--- Begin Records for this task ---

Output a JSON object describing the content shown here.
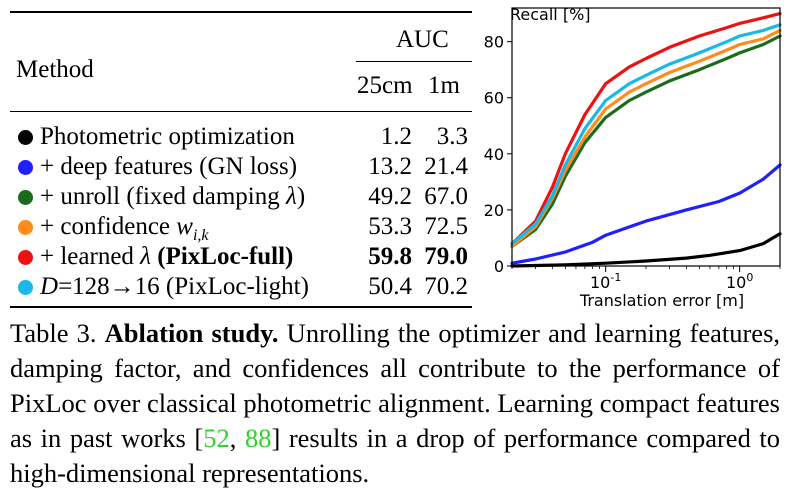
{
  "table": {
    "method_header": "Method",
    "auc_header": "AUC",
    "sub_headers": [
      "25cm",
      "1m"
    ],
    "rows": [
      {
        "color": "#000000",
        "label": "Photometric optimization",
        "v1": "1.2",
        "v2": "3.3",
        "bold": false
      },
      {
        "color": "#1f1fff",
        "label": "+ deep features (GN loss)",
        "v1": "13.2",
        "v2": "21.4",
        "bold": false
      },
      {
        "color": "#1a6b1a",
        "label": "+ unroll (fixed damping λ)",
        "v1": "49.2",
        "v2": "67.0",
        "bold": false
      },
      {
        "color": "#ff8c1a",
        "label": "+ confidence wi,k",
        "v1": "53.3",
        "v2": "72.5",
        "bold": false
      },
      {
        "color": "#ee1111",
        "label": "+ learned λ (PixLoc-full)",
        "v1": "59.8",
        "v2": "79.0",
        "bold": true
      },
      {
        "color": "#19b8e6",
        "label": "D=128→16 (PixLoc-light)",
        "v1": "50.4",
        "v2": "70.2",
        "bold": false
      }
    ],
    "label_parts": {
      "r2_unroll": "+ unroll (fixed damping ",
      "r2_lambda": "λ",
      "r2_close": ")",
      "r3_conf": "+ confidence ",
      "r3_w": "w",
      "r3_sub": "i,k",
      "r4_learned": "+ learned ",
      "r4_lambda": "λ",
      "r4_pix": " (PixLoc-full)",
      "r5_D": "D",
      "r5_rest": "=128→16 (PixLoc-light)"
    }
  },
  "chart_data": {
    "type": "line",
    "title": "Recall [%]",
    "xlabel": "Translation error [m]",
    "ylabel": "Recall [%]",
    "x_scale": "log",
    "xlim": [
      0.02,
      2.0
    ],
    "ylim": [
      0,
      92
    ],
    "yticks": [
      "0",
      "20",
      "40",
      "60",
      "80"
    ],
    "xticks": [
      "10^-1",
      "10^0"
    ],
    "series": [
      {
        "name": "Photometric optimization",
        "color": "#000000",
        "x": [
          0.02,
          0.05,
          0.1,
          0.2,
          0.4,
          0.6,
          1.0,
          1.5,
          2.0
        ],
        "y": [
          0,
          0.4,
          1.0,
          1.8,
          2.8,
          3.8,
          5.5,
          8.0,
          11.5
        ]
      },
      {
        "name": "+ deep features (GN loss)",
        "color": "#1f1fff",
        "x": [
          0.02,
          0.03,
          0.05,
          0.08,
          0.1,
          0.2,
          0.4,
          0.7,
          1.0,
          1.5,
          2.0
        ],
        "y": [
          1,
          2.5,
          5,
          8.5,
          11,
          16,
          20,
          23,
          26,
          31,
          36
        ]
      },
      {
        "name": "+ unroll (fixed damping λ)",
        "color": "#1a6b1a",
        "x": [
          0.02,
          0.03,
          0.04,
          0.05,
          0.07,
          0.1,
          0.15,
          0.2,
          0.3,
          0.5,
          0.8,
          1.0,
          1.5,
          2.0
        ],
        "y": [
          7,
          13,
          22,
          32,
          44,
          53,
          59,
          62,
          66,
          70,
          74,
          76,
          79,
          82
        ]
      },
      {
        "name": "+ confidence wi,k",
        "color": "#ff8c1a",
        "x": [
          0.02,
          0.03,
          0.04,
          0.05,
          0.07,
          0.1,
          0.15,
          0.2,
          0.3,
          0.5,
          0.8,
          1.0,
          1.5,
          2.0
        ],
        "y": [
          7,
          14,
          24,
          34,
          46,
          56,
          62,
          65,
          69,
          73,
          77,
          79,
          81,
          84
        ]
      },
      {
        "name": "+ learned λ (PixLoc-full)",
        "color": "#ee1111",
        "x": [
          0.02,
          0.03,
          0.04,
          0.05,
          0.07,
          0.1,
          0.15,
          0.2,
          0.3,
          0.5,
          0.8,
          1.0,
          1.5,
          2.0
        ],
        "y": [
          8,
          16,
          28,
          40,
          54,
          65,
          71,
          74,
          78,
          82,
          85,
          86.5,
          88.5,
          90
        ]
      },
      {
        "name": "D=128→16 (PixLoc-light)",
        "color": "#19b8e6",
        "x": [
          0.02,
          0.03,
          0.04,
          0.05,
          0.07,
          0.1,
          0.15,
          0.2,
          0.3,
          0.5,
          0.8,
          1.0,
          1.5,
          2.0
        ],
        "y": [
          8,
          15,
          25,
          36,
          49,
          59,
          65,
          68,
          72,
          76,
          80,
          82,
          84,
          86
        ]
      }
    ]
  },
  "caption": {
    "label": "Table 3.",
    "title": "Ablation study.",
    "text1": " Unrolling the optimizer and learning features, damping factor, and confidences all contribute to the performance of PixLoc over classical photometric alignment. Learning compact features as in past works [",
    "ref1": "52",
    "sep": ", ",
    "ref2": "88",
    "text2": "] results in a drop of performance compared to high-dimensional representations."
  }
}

--- End Records for this task ---
--- Begin Records for this task ---

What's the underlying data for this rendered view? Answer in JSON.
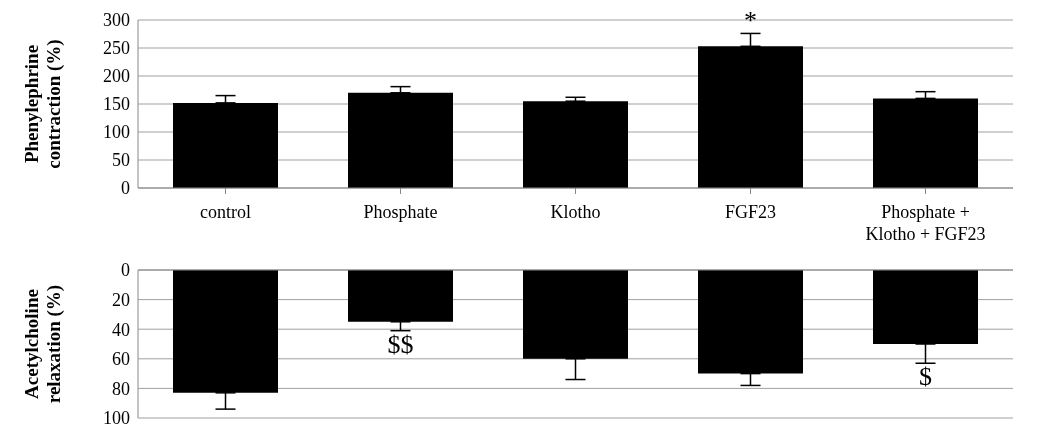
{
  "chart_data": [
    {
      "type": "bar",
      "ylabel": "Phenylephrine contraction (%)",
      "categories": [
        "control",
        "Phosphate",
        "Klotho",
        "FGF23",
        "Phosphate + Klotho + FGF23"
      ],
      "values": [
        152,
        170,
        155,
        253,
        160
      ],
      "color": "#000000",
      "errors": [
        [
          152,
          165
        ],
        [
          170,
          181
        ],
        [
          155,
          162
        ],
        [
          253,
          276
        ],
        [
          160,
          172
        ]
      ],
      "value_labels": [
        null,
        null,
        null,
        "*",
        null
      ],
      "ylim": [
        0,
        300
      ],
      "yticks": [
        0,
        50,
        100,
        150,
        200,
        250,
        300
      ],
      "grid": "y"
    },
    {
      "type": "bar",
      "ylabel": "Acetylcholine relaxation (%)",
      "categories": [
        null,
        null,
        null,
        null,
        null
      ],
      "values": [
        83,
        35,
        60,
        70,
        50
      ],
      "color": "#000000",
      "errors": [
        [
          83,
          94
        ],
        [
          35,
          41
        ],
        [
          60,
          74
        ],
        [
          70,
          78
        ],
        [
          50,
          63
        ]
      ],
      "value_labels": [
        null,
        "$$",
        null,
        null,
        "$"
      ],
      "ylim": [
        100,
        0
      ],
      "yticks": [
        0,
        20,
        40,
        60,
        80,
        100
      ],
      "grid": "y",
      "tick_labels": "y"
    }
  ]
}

--- End Records for this task ---

§ **Required work**:
Above are lines of data; state how many of them contain the word "learned", with no other output.

§ **Written reply**:
3